(Visual layout annotation data)
------

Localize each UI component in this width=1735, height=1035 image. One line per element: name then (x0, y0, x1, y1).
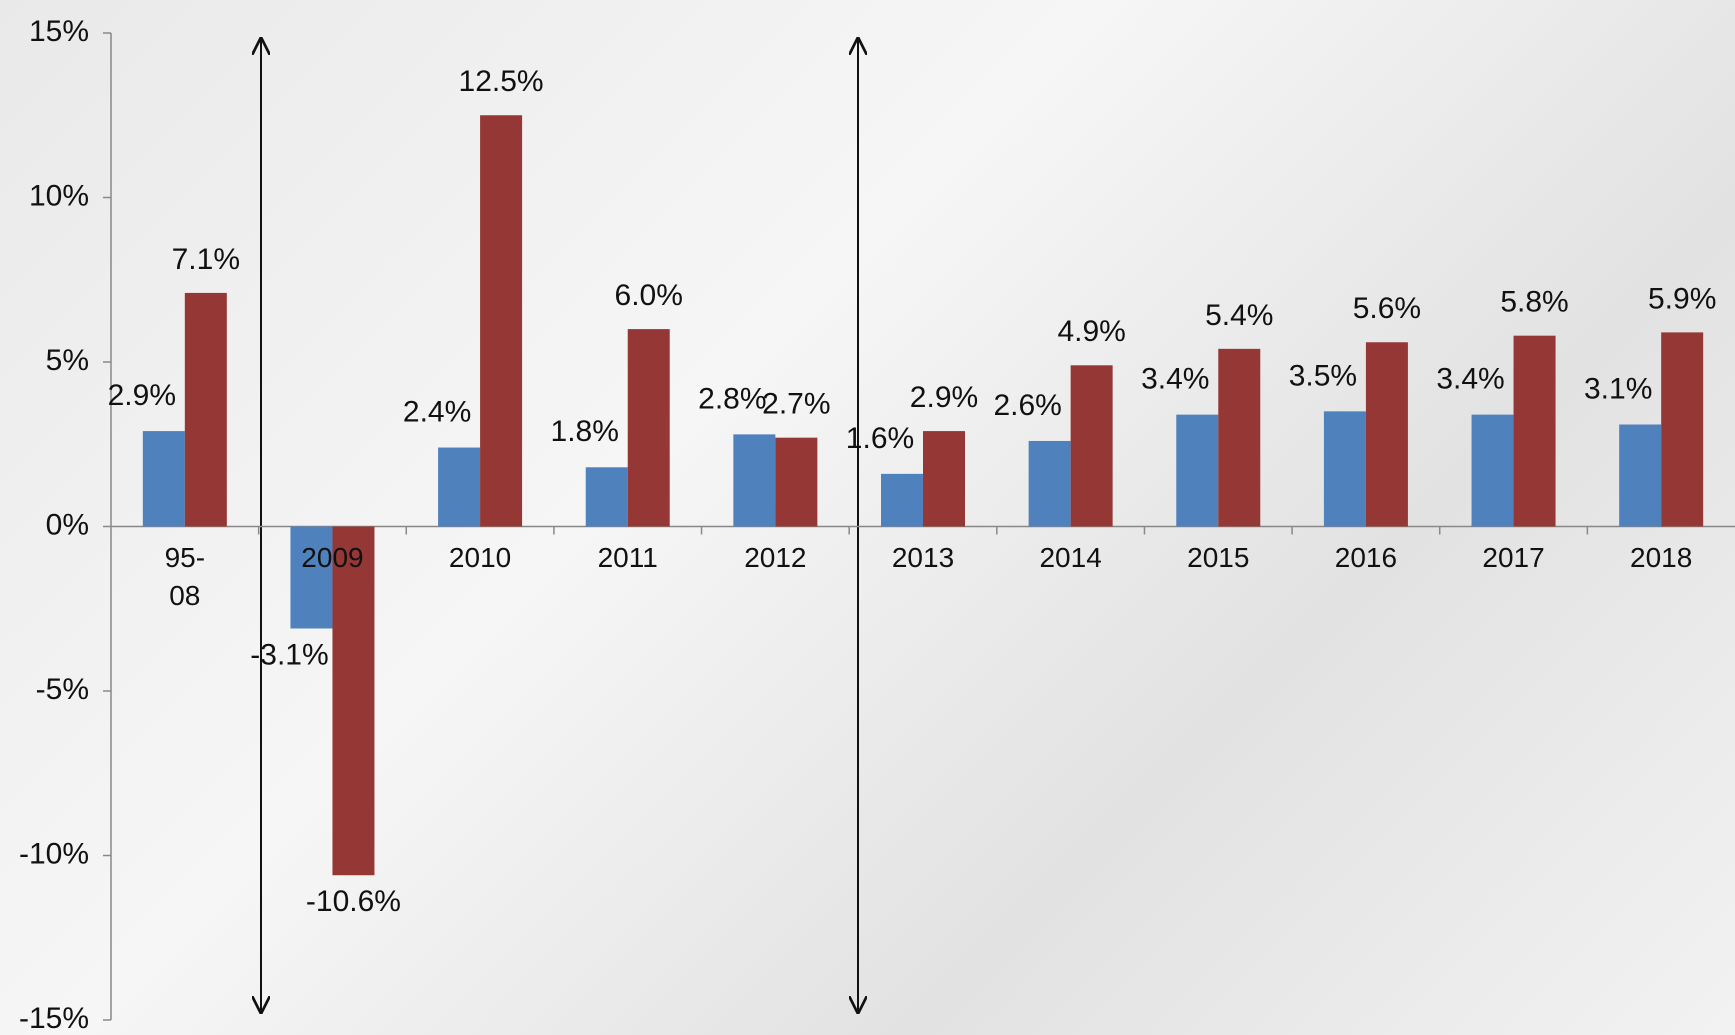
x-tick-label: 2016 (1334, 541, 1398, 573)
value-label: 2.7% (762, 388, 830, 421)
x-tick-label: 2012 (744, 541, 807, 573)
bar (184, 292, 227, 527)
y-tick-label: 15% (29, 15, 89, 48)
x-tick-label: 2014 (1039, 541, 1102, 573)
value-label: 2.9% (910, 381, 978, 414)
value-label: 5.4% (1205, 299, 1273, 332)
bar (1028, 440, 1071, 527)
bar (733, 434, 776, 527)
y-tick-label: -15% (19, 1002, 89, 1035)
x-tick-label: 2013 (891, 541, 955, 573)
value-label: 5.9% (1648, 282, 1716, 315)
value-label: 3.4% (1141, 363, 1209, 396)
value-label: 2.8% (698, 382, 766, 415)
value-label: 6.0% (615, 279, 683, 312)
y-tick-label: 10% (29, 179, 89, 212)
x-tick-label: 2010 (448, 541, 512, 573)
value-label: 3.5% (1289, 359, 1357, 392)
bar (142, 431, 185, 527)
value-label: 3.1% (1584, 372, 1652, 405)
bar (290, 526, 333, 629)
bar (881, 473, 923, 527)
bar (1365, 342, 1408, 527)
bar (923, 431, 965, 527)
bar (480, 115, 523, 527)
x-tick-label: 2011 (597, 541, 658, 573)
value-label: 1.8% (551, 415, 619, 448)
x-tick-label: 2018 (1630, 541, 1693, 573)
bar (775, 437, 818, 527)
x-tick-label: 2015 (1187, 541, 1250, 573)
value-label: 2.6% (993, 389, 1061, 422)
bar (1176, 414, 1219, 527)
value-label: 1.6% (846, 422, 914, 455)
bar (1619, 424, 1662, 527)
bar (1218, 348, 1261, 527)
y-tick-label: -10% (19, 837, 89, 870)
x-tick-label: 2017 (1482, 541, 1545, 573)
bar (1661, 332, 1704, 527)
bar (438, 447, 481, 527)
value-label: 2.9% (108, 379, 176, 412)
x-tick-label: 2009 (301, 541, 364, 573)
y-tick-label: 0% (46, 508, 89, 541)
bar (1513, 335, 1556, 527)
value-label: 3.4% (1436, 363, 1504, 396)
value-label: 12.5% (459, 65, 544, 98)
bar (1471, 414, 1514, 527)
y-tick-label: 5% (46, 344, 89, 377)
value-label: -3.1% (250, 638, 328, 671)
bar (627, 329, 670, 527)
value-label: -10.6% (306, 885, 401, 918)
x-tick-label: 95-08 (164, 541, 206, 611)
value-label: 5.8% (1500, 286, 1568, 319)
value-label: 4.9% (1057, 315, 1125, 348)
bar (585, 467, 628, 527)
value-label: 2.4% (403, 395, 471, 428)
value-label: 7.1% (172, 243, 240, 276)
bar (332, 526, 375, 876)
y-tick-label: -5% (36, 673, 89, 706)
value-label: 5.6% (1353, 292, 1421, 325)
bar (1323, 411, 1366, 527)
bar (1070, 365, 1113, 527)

------

## The request
Duplicate the data above verbatim, line for line, and leave out the picture.

## Response to the exercise
Localize each UI component in this width=1735, height=1035 image. One line per element: name then (x0, y0, x1, y1).
x-tick-label: 2016 (1334, 541, 1398, 573)
value-label: 2.7% (762, 388, 830, 421)
x-tick-label: 2012 (744, 541, 807, 573)
bar (184, 292, 227, 527)
y-tick-label: 15% (29, 15, 89, 48)
x-tick-label: 2014 (1039, 541, 1102, 573)
value-label: 2.9% (910, 381, 978, 414)
value-label: 5.4% (1205, 299, 1273, 332)
bar (1028, 440, 1071, 527)
bar (733, 434, 776, 527)
y-tick-label: -15% (19, 1002, 89, 1035)
x-tick-label: 2013 (891, 541, 955, 573)
value-label: 5.9% (1648, 282, 1716, 315)
value-label: 3.4% (1141, 363, 1209, 396)
value-label: 2.8% (698, 382, 766, 415)
value-label: 6.0% (615, 279, 683, 312)
y-tick-label: 10% (29, 179, 89, 212)
x-tick-label: 2010 (448, 541, 512, 573)
value-label: 3.5% (1289, 359, 1357, 392)
bar (142, 431, 185, 527)
value-label: 3.1% (1584, 372, 1652, 405)
bar (290, 526, 333, 629)
bar (881, 473, 923, 527)
bar (1365, 342, 1408, 527)
bar (923, 431, 965, 527)
bar (480, 115, 523, 527)
x-tick-label: 2011 (597, 541, 658, 573)
value-label: 1.8% (551, 415, 619, 448)
x-tick-label: 2018 (1630, 541, 1693, 573)
bar (775, 437, 818, 527)
x-tick-label: 2015 (1187, 541, 1250, 573)
value-label: 2.6% (993, 389, 1061, 422)
bar (1176, 414, 1219, 527)
value-label: 1.6% (846, 422, 914, 455)
bar (1619, 424, 1662, 527)
bar (1218, 348, 1261, 527)
y-tick-label: -10% (19, 837, 89, 870)
x-tick-label: 2017 (1482, 541, 1545, 573)
bar (1661, 332, 1704, 527)
bar (438, 447, 481, 527)
value-label: 2.9% (108, 379, 176, 412)
x-tick-label: 2009 (301, 541, 364, 573)
y-tick-label: 0% (46, 508, 89, 541)
bar (1513, 335, 1556, 527)
value-label: 3.4% (1436, 363, 1504, 396)
value-label: 12.5% (459, 65, 544, 98)
bar (1471, 414, 1514, 527)
y-tick-label: 5% (46, 344, 89, 377)
value-label: -3.1% (250, 638, 328, 671)
bar (627, 329, 670, 527)
value-label: -10.6% (306, 885, 401, 918)
x-tick-label: 95-08 (164, 541, 206, 611)
value-label: 5.8% (1500, 286, 1568, 319)
value-label: 4.9% (1057, 315, 1125, 348)
bar (585, 467, 628, 527)
value-label: 2.4% (403, 395, 471, 428)
value-label: 7.1% (172, 243, 240, 276)
bar (332, 526, 375, 876)
y-tick-label: -5% (36, 673, 89, 706)
value-label: 5.6% (1353, 292, 1421, 325)
bar (1323, 411, 1366, 527)
bar (1070, 365, 1113, 527)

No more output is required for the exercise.